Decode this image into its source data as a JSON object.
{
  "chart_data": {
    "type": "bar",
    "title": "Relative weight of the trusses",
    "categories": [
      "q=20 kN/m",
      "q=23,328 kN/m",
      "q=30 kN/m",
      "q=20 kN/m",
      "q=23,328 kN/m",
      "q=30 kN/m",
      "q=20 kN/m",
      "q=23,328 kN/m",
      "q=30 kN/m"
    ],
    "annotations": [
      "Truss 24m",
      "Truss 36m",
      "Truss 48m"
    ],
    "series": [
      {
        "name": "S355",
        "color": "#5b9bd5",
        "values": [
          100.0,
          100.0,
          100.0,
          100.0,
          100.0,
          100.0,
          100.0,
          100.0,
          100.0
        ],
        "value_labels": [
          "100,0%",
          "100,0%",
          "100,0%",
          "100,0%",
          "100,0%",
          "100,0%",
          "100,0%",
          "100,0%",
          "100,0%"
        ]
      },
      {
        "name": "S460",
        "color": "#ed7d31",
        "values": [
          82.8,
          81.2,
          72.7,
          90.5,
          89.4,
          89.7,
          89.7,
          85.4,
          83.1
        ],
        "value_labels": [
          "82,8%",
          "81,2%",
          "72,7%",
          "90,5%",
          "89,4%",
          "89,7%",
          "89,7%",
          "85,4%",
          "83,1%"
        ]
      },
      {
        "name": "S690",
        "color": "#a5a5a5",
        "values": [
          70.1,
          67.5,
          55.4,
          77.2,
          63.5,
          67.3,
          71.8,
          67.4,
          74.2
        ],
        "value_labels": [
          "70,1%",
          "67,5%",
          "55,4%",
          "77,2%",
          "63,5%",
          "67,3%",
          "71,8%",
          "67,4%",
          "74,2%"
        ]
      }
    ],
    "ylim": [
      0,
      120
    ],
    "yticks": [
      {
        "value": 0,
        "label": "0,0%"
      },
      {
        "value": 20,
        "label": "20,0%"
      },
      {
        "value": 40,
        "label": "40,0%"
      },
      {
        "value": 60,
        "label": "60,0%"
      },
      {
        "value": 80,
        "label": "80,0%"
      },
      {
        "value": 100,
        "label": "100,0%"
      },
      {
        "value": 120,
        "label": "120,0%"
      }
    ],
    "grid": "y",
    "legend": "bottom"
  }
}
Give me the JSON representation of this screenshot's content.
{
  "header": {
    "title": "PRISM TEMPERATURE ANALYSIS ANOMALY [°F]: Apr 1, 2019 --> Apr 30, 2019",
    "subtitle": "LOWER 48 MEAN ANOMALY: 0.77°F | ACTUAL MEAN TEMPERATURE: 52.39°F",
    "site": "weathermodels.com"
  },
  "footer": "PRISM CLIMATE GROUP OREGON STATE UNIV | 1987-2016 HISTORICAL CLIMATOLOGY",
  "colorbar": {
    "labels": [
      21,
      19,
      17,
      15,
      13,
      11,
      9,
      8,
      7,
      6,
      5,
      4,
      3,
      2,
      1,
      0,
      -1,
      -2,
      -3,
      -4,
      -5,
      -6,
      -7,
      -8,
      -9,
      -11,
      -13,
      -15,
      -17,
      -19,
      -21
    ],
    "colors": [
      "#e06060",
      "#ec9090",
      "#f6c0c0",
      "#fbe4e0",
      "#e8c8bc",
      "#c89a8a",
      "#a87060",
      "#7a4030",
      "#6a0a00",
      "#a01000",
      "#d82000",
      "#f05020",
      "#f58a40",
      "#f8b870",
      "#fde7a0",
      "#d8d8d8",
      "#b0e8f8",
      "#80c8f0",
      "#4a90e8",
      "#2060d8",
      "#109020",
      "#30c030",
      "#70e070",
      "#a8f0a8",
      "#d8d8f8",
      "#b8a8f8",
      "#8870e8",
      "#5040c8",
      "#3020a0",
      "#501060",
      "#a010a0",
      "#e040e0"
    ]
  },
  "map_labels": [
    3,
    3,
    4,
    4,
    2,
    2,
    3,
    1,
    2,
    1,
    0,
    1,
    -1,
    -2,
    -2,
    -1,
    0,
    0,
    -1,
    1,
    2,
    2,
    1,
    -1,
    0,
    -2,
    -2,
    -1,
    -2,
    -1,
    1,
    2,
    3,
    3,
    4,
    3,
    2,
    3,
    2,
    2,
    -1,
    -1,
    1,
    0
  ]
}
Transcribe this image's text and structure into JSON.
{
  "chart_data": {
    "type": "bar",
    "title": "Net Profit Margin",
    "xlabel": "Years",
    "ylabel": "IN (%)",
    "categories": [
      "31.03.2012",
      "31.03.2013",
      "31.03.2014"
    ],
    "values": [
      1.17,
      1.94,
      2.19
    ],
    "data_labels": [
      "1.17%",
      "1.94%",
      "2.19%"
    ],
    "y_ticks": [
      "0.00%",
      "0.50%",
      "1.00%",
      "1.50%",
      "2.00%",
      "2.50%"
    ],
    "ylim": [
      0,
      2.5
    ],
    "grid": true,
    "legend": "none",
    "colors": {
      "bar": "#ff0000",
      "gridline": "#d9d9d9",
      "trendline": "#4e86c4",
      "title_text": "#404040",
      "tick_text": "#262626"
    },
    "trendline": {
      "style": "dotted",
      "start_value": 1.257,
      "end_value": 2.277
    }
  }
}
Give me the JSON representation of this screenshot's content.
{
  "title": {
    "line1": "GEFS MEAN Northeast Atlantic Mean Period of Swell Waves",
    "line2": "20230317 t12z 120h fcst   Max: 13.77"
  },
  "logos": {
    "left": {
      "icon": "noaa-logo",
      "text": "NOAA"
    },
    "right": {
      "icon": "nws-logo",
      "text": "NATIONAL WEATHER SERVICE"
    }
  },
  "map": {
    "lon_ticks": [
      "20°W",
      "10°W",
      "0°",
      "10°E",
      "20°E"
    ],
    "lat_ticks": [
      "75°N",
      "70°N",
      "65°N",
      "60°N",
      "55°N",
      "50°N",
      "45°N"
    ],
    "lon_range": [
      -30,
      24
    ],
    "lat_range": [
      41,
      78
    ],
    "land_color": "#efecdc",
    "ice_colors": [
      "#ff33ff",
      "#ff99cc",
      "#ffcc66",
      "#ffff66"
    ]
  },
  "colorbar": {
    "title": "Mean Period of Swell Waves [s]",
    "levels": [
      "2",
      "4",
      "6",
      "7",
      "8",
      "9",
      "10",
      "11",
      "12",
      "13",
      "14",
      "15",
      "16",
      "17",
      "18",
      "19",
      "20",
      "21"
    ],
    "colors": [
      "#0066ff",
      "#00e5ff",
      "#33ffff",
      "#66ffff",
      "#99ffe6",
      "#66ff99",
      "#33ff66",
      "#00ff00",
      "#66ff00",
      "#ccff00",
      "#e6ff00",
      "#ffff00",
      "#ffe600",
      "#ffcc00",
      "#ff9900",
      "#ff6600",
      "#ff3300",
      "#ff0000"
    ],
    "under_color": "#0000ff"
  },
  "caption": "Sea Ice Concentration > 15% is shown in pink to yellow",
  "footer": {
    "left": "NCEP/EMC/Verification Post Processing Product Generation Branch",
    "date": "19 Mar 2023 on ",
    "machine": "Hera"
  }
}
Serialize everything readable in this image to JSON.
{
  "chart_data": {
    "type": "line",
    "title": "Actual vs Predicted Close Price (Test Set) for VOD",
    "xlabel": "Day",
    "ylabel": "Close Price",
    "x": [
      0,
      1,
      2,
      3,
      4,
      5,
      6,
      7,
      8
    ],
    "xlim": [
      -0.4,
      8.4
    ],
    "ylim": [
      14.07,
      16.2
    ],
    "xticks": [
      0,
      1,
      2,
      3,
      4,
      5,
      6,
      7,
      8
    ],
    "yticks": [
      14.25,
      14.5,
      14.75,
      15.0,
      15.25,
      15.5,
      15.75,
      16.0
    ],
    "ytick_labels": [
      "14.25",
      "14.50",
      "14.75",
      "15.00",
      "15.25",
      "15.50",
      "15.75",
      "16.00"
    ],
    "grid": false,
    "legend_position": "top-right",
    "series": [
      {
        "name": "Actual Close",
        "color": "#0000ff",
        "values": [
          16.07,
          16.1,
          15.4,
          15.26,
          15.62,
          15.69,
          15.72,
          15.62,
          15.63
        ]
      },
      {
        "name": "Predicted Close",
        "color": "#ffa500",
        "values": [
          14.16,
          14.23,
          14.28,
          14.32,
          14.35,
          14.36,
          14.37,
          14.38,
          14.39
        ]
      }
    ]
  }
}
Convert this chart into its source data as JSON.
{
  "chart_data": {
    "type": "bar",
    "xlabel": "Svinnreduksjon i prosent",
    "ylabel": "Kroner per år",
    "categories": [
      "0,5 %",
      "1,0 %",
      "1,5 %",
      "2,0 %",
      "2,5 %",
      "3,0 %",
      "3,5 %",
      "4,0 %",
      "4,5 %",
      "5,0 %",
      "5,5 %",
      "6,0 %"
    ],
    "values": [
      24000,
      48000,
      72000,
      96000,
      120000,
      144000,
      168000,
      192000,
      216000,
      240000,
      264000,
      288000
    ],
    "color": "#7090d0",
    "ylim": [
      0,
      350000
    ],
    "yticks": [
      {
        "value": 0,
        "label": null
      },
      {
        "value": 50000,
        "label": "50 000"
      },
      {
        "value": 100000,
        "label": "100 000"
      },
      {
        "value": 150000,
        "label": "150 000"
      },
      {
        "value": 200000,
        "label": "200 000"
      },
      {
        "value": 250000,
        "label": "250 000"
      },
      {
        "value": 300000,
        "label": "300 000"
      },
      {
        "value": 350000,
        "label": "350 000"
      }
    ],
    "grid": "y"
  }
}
■ ■ ■ ■ ■
### Short exercise
Extract all lines from the material above that include the word "ylabel".

### Expected answer
    "ylabel": "IN (%)",
    "ylabel": "Close Price",
    "ylabel": "Kroner per år",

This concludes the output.